◆ TASK PROMPT: Check every line of the entries below for the word "JSON", and copy the ones that have it.

◆ SOURCE DATA:
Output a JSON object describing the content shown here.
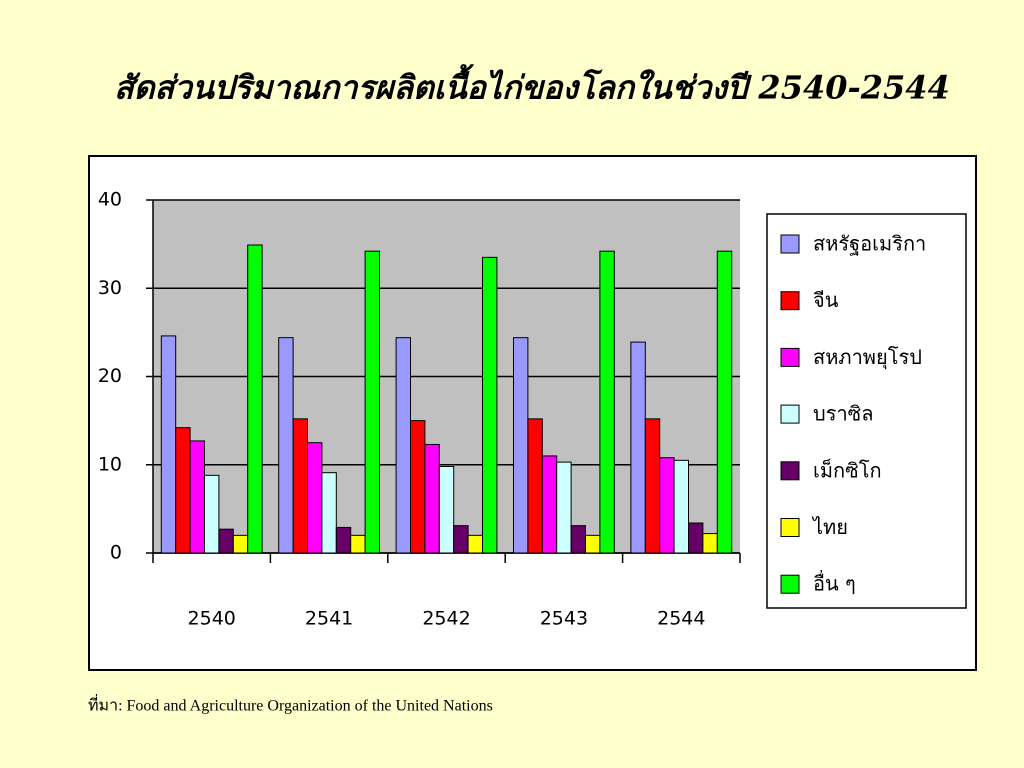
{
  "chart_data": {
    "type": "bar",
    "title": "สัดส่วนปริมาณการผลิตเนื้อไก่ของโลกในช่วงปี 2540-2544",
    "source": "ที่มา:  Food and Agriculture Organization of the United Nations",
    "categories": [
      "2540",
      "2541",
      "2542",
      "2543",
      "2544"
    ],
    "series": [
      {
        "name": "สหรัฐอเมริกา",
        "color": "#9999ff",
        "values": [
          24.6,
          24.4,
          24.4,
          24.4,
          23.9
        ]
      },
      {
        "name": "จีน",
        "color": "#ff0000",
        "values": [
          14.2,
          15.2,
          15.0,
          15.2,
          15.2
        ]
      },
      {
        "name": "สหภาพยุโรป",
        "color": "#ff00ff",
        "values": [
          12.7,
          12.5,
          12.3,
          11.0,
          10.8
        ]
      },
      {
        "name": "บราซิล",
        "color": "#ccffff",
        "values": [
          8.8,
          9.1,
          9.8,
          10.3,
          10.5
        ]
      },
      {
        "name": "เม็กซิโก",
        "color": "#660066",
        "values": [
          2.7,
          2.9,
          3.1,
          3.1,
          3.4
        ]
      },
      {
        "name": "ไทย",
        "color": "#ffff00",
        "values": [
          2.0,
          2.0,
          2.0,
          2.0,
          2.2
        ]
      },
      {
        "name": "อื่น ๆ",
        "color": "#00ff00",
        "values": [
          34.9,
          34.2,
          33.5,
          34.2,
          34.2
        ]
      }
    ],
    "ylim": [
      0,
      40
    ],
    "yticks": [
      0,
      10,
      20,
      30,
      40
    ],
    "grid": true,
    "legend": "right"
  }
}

---

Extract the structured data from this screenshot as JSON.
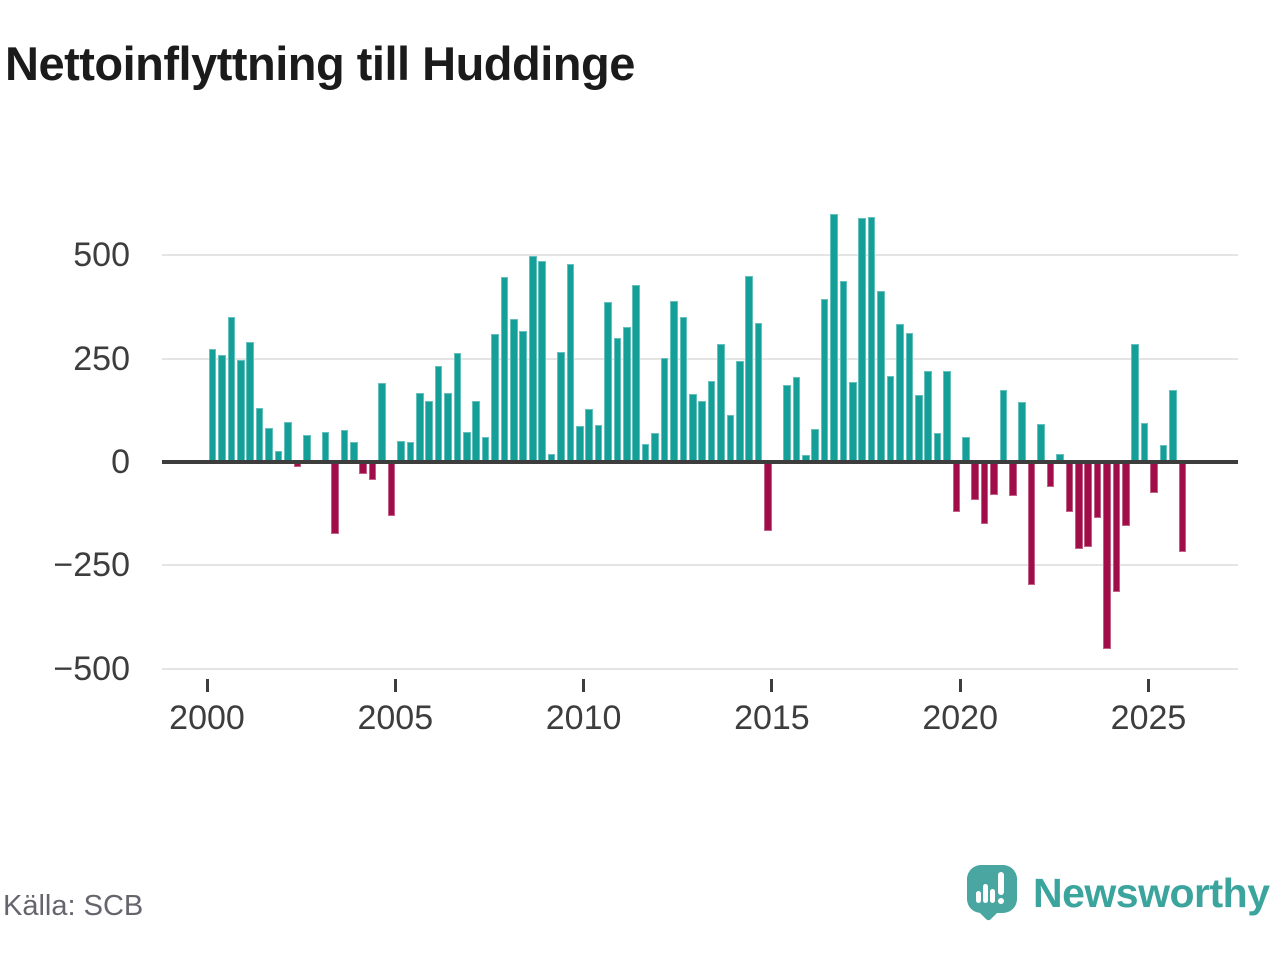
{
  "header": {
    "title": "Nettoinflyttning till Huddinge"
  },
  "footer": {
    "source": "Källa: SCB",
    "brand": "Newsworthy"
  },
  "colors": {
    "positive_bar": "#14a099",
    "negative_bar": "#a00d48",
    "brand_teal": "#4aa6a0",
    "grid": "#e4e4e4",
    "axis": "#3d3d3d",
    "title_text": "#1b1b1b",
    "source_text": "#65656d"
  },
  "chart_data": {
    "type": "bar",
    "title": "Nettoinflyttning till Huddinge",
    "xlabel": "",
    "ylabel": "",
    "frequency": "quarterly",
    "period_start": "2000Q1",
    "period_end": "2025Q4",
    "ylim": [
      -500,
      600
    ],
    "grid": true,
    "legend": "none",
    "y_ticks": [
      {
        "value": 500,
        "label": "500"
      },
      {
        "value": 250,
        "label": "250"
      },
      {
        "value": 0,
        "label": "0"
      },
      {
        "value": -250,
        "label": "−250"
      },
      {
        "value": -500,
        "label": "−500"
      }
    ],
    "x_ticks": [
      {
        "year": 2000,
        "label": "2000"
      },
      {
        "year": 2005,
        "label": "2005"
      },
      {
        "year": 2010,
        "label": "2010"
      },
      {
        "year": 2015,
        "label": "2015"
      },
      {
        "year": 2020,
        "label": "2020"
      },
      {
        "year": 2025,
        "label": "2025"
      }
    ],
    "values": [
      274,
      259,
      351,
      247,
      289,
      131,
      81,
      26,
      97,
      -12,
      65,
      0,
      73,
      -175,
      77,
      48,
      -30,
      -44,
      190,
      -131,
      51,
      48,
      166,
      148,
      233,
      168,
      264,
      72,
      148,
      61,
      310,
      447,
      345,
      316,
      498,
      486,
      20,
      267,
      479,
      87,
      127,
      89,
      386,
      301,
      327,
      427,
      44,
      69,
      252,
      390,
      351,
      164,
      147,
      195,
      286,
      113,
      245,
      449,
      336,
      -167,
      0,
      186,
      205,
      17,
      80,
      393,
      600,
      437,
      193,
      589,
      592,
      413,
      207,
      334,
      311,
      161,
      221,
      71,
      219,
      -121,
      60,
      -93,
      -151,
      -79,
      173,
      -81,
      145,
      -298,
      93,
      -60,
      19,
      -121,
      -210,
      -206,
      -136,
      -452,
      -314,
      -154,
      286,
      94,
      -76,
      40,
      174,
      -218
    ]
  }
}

◆ ANSWER TO THIS TASK:
Output a JSON object describing the content shown here.
Extract the structured data from this screenshot as JSON.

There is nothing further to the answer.